» INSTRUCTIONS TO FOLLOW
In the entries below, count every line containing "Care". Reply with the number alone.

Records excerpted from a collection
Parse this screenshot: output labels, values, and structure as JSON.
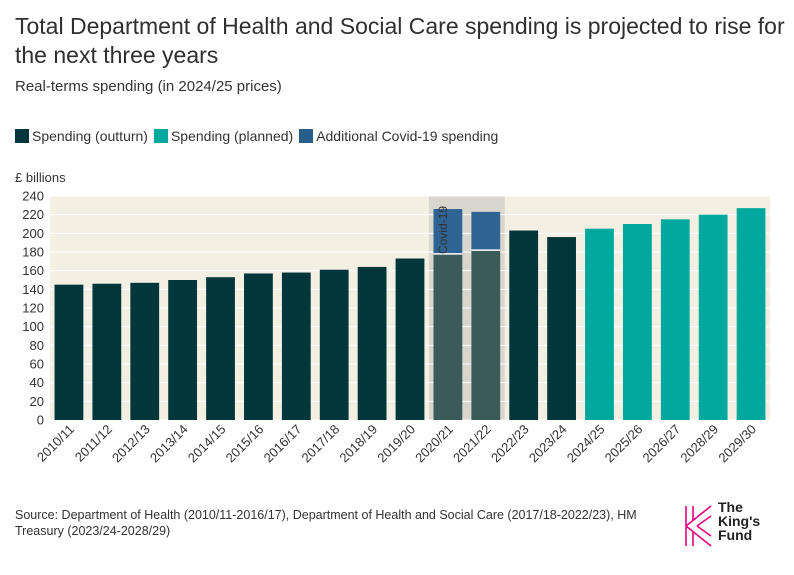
{
  "header": {
    "title": "Total Department of Health and Social Care spending is projected to rise for the next three years",
    "subtitle": "Real-terms spending (in 2024/25 prices)"
  },
  "legend": [
    {
      "label": "Spending (outturn)",
      "color": "#01373a"
    },
    {
      "label": "Spending (planned)",
      "color": "#00a89d"
    },
    {
      "label": "Additional Covid-19 spending",
      "color": "#2a5e8a"
    }
  ],
  "chart_data": {
    "type": "bar",
    "stacked": true,
    "ylabel": "£ billions",
    "ylim": [
      0,
      240
    ],
    "yticks": [
      0,
      20,
      40,
      60,
      80,
      100,
      120,
      140,
      160,
      180,
      200,
      220,
      240
    ],
    "categories": [
      "2010/11",
      "2011/12",
      "2012/13",
      "2013/14",
      "2014/15",
      "2015/16",
      "2016/17",
      "2017/18",
      "2018/19",
      "2019/20",
      "2020/21",
      "2021/22",
      "2022/23",
      "2023/24",
      "2024/25",
      "2025/26",
      "2026/27",
      "2028/29",
      "2029/30"
    ],
    "series": [
      {
        "name": "Spending (outturn)",
        "values": [
          145,
          146,
          147,
          150,
          153,
          157,
          158,
          161,
          164,
          173,
          178,
          182,
          203,
          196,
          null,
          null,
          null,
          null,
          null
        ]
      },
      {
        "name": "Spending (planned)",
        "values": [
          null,
          null,
          null,
          null,
          null,
          null,
          null,
          null,
          null,
          null,
          null,
          null,
          null,
          null,
          205,
          210,
          215,
          220,
          227
        ]
      },
      {
        "name": "Additional Covid-19 spending",
        "values": [
          null,
          null,
          null,
          null,
          null,
          null,
          null,
          null,
          null,
          null,
          48,
          41,
          null,
          null,
          null,
          null,
          null,
          null,
          null
        ]
      }
    ],
    "annotation": {
      "label": "Covid-19",
      "categories": [
        "2020/21",
        "2021/22"
      ]
    }
  },
  "source": "Source: Department of Health (2010/11-2016/17), Department of Health and Social Care (2017/18-2022/23), HM Treasury (2023/24-2028/29)",
  "logo": {
    "line1": "The",
    "line2": "King's",
    "line3": "Fund",
    "color": "#e6007e"
  },
  "colors": {
    "plot_bg": "#f4efe3",
    "covid_band": "#d9d6cd",
    "covid_outturn": "#3b5b5b",
    "covid_extra": "#2f6394",
    "axis_text": "#333333"
  }
}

» EXERCISE ANSWER
2